» **INSTRUCTIONS TO FOLLOW**:
Copy out the listing that follows, exactly, without its pictures.

» **Excerpt from a dataset**:
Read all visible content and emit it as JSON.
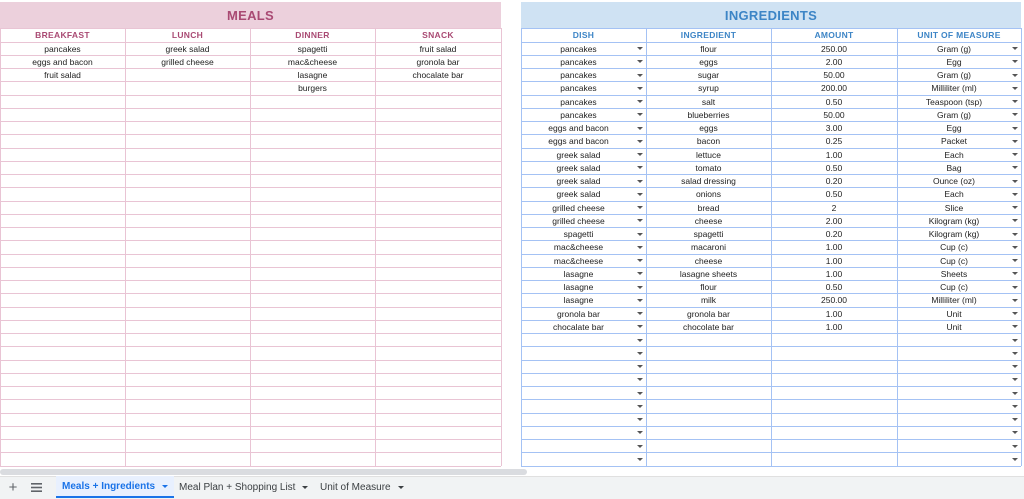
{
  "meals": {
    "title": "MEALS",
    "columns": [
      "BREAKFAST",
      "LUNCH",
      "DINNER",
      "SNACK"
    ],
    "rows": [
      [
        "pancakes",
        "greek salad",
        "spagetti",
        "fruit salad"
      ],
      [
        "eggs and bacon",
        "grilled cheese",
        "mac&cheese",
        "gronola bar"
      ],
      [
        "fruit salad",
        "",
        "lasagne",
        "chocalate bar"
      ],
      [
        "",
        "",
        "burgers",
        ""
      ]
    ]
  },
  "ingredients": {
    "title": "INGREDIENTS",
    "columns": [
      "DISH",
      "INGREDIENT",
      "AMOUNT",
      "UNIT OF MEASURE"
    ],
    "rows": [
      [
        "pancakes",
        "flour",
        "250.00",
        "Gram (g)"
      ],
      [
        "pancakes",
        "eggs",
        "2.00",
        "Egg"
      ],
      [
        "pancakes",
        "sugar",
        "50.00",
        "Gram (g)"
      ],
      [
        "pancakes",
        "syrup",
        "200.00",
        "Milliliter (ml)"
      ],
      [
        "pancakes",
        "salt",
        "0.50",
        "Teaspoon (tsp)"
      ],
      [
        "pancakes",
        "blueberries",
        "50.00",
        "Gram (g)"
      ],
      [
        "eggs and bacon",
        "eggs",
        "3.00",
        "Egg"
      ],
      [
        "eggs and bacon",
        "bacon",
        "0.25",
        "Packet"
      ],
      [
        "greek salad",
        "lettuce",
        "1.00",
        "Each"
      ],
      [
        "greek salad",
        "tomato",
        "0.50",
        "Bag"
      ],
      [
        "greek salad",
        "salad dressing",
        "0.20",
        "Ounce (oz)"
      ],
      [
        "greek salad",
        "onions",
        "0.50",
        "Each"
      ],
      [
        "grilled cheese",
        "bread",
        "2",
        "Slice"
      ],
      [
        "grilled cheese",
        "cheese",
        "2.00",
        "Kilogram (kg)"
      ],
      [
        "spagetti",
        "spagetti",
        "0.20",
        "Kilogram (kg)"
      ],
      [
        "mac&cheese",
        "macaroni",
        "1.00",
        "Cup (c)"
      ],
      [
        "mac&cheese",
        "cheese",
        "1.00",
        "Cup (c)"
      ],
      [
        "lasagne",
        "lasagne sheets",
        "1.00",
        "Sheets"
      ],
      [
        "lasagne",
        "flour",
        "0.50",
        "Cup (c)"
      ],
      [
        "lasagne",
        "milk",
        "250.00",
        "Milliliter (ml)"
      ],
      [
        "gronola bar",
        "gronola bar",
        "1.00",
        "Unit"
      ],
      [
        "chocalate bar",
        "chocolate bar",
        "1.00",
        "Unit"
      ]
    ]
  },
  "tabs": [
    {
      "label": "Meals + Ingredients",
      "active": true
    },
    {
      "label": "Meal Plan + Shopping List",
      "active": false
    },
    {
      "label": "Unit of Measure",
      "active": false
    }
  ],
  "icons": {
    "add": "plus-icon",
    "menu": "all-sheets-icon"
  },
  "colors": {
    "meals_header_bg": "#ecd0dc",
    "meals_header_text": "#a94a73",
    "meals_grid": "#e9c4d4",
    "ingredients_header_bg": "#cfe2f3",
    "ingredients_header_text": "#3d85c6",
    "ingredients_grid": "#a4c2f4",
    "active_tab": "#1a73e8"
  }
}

» **EXERCISE RESPONSE**:
Read all visible content and emit it as JSON.
{
  "meals": {
    "title": "MEALS",
    "columns": [
      "BREAKFAST",
      "LUNCH",
      "DINNER",
      "SNACK"
    ],
    "rows": [
      [
        "pancakes",
        "greek salad",
        "spagetti",
        "fruit salad"
      ],
      [
        "eggs and bacon",
        "grilled cheese",
        "mac&cheese",
        "gronola bar"
      ],
      [
        "fruit salad",
        "",
        "lasagne",
        "chocalate bar"
      ],
      [
        "",
        "",
        "burgers",
        ""
      ]
    ]
  },
  "ingredients": {
    "title": "INGREDIENTS",
    "columns": [
      "DISH",
      "INGREDIENT",
      "AMOUNT",
      "UNIT OF MEASURE"
    ],
    "rows": [
      [
        "pancakes",
        "flour",
        "250.00",
        "Gram (g)"
      ],
      [
        "pancakes",
        "eggs",
        "2.00",
        "Egg"
      ],
      [
        "pancakes",
        "sugar",
        "50.00",
        "Gram (g)"
      ],
      [
        "pancakes",
        "syrup",
        "200.00",
        "Milliliter (ml)"
      ],
      [
        "pancakes",
        "salt",
        "0.50",
        "Teaspoon (tsp)"
      ],
      [
        "pancakes",
        "blueberries",
        "50.00",
        "Gram (g)"
      ],
      [
        "eggs and bacon",
        "eggs",
        "3.00",
        "Egg"
      ],
      [
        "eggs and bacon",
        "bacon",
        "0.25",
        "Packet"
      ],
      [
        "greek salad",
        "lettuce",
        "1.00",
        "Each"
      ],
      [
        "greek salad",
        "tomato",
        "0.50",
        "Bag"
      ],
      [
        "greek salad",
        "salad dressing",
        "0.20",
        "Ounce (oz)"
      ],
      [
        "greek salad",
        "onions",
        "0.50",
        "Each"
      ],
      [
        "grilled cheese",
        "bread",
        "2",
        "Slice"
      ],
      [
        "grilled cheese",
        "cheese",
        "2.00",
        "Kilogram (kg)"
      ],
      [
        "spagetti",
        "spagetti",
        "0.20",
        "Kilogram (kg)"
      ],
      [
        "mac&cheese",
        "macaroni",
        "1.00",
        "Cup (c)"
      ],
      [
        "mac&cheese",
        "cheese",
        "1.00",
        "Cup (c)"
      ],
      [
        "lasagne",
        "lasagne sheets",
        "1.00",
        "Sheets"
      ],
      [
        "lasagne",
        "flour",
        "0.50",
        "Cup (c)"
      ],
      [
        "lasagne",
        "milk",
        "250.00",
        "Milliliter (ml)"
      ],
      [
        "gronola bar",
        "gronola bar",
        "1.00",
        "Unit"
      ],
      [
        "chocalate bar",
        "chocolate bar",
        "1.00",
        "Unit"
      ]
    ]
  },
  "tabs": [
    {
      "label": "Meals + Ingredients",
      "active": true
    },
    {
      "label": "Meal Plan + Shopping List",
      "active": false
    },
    {
      "label": "Unit of Measure",
      "active": false
    }
  ],
  "icons": {
    "add": "plus-icon",
    "menu": "all-sheets-icon"
  },
  "colors": {
    "meals_header_bg": "#ecd0dc",
    "meals_header_text": "#a94a73",
    "meals_grid": "#e9c4d4",
    "ingredients_header_bg": "#cfe2f3",
    "ingredients_header_text": "#3d85c6",
    "ingredients_grid": "#a4c2f4",
    "active_tab": "#1a73e8"
  }
}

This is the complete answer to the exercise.